▶ [What you need to do]:
Gather from the material every line that contains the string "color".

**** Supplied data ****

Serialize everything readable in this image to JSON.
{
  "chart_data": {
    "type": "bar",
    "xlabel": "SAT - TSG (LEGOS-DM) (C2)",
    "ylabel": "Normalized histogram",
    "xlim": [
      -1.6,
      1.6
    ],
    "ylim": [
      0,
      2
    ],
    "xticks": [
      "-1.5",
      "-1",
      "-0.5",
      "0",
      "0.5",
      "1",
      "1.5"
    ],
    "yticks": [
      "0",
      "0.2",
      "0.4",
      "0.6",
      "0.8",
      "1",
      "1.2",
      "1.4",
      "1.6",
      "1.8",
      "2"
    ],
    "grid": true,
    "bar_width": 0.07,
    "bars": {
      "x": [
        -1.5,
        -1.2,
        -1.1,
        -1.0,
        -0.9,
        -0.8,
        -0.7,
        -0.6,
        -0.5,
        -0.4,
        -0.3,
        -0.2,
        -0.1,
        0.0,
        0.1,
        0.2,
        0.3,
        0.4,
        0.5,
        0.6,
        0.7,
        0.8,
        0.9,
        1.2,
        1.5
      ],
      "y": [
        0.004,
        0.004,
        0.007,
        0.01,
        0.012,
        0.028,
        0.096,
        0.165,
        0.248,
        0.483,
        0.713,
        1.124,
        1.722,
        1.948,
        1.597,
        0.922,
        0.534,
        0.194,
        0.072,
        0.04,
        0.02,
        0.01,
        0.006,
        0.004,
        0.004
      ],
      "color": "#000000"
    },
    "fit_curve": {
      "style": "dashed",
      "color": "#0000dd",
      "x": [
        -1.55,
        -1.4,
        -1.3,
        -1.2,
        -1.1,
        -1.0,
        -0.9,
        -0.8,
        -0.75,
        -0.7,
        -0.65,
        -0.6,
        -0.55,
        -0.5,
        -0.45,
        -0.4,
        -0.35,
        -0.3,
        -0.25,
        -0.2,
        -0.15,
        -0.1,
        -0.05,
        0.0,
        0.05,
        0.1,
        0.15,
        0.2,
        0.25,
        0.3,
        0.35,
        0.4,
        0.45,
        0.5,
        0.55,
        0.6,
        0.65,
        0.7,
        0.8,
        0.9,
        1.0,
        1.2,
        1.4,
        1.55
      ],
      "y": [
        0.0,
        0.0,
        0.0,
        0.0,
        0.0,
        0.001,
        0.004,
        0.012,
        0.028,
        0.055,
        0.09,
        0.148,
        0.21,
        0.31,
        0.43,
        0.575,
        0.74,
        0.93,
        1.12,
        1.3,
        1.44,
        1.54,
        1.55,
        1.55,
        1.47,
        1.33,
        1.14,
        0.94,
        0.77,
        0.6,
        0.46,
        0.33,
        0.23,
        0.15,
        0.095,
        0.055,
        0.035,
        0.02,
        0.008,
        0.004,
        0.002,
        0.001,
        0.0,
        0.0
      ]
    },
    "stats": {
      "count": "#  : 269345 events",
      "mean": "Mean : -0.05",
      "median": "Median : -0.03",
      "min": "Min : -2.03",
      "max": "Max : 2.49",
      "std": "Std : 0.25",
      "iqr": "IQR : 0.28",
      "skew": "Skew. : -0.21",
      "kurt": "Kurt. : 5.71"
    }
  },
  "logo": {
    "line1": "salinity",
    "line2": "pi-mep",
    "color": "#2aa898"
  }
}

****

▶ [Answer to this exercise]:
      "color": "#000000"
      "color": "#0000dd",
    "color": "#2aa898"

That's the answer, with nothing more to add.